_TASK BRIEF_
Which lines hold the word "cream"? Copy each of them from the material.

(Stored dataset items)
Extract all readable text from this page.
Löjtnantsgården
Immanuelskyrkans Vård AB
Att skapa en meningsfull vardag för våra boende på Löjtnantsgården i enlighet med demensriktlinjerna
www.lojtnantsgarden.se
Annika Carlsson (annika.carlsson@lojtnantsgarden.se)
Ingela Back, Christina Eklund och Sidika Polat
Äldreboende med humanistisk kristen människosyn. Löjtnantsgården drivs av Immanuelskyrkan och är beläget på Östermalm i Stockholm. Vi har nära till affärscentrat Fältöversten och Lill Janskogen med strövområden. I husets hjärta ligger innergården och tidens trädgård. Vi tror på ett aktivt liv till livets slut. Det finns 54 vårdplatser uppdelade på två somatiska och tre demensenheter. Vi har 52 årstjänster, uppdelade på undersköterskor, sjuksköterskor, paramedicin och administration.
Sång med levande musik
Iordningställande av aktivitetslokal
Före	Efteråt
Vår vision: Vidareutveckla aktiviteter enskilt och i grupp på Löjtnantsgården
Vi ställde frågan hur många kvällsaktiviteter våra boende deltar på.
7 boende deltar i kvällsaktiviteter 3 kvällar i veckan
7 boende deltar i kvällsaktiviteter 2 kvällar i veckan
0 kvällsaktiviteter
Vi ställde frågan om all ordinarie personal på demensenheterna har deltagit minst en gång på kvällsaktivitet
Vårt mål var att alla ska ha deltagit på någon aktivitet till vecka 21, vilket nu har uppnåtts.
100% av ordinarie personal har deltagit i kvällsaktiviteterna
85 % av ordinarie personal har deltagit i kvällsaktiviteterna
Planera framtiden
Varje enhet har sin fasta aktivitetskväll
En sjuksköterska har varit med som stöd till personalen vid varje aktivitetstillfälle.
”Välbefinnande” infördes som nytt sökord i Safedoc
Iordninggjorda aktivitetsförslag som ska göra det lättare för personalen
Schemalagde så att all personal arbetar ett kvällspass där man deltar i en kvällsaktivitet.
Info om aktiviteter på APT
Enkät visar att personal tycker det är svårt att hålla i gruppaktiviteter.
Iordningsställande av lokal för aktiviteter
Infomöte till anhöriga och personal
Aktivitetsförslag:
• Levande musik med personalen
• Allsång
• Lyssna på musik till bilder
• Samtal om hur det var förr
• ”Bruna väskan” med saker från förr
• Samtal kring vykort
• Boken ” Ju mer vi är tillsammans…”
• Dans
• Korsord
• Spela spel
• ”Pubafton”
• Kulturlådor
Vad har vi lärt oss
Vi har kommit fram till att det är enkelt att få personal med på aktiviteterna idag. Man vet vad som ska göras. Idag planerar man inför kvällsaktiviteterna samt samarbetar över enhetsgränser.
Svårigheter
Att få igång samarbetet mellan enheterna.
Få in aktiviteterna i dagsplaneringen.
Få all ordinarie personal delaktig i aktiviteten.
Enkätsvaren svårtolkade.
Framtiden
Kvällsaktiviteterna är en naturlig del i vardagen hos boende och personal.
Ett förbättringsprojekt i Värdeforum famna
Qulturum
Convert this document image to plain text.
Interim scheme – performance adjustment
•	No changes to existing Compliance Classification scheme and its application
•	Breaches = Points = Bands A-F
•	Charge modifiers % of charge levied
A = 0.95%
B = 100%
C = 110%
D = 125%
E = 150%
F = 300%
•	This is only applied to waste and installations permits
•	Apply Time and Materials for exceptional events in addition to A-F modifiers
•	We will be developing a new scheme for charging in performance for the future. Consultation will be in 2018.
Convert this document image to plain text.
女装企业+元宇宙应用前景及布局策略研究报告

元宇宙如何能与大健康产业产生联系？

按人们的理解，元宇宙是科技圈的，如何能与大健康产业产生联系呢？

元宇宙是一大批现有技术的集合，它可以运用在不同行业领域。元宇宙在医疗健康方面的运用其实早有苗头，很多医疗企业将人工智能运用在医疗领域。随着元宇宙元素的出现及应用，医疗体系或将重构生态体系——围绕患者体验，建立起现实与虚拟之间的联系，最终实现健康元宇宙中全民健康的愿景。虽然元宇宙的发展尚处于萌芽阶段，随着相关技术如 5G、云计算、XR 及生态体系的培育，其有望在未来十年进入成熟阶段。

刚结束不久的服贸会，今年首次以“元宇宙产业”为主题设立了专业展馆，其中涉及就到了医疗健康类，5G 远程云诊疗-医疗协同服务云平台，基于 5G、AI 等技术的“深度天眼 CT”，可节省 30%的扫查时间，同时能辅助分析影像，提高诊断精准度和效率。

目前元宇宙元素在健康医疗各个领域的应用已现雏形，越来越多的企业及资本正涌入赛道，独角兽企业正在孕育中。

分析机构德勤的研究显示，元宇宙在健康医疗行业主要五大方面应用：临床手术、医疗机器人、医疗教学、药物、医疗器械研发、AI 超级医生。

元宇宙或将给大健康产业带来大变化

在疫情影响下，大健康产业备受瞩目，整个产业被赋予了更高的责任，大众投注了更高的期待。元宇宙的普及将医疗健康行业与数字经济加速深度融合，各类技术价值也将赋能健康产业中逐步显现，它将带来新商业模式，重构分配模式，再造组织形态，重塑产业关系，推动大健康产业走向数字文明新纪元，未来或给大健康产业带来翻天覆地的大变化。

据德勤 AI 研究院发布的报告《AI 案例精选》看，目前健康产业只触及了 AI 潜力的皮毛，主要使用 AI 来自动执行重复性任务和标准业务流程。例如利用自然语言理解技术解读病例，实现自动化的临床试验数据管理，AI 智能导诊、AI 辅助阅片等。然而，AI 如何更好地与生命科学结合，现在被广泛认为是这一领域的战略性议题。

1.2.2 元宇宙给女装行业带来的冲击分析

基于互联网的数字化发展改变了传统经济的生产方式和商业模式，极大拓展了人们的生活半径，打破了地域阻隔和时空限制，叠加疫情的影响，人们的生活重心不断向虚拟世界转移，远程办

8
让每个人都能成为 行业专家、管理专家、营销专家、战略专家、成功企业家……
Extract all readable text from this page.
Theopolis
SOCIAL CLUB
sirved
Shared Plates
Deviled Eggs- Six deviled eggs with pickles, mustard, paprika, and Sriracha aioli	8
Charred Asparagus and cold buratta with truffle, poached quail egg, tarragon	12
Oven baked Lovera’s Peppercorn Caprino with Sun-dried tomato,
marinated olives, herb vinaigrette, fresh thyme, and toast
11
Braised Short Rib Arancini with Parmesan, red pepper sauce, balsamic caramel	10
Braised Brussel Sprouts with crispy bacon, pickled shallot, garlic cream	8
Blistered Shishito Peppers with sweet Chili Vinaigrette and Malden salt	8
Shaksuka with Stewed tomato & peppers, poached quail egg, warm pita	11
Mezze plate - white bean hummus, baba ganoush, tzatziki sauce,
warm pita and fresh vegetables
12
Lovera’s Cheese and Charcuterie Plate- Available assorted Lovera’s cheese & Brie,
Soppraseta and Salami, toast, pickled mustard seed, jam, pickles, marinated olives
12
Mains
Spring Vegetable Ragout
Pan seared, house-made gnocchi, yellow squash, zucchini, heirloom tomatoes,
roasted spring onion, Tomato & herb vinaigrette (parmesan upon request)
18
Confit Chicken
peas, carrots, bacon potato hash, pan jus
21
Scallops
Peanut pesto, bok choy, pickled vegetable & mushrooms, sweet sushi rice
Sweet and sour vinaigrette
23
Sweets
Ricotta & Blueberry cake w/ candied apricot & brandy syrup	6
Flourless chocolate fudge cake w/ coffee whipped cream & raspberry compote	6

_OUTPUT OF THE EXERCISE_
Braised Brussel Sprouts with crispy bacon, pickled shallot, garlic cream	8
Flourless chocolate fudge cake w/ coffee whipped cream & raspberry compote	6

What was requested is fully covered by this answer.